Directions for this task:
Which lines have the string "Default"? Copy all of them from the entries below.

Listed entries:

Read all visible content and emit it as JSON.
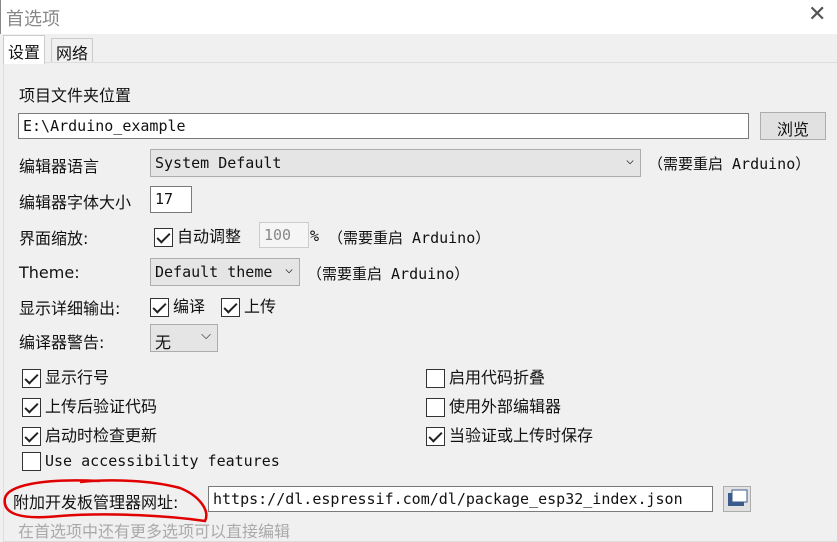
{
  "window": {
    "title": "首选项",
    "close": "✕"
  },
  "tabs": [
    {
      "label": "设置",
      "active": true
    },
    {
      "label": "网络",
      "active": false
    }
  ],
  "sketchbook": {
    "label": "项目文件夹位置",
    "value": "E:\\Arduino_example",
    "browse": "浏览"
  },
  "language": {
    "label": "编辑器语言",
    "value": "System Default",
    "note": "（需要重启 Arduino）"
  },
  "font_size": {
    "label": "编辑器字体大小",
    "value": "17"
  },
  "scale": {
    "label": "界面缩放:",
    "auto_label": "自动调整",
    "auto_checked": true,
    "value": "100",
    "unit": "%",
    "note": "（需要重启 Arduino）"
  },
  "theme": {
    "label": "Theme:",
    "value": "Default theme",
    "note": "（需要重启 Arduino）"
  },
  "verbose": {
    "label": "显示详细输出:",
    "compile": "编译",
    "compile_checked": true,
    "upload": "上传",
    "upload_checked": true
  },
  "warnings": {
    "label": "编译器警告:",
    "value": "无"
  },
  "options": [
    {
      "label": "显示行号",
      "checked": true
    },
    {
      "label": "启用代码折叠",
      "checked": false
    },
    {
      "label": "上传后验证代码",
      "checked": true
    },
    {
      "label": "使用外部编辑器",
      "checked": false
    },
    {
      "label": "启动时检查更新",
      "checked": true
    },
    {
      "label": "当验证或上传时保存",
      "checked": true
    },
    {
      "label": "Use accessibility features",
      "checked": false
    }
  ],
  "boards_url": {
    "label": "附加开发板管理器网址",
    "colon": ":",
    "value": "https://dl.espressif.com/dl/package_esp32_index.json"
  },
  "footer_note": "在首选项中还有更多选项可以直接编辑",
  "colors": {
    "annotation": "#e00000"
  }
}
...
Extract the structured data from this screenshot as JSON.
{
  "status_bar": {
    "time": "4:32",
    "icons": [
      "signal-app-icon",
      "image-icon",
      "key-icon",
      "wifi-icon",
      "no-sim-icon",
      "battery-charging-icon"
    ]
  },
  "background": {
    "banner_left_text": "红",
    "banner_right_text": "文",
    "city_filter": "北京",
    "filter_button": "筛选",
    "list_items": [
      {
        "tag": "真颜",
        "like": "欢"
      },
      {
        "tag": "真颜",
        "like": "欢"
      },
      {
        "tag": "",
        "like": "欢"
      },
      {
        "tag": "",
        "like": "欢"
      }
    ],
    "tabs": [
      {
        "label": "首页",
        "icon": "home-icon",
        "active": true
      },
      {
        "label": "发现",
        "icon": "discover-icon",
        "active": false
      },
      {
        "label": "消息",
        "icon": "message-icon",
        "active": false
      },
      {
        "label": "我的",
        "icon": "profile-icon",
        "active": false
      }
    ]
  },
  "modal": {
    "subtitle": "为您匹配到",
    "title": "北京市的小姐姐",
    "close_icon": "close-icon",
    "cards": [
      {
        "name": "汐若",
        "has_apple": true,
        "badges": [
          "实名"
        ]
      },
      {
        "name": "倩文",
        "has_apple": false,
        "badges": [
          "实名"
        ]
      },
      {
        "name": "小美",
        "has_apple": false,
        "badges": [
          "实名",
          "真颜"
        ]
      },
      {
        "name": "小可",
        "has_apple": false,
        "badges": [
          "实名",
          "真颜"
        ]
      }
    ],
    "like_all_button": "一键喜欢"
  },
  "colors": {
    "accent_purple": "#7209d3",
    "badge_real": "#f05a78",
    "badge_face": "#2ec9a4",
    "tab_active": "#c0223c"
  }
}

Written solution:
    "value": "System Default",
    "value": "Default theme",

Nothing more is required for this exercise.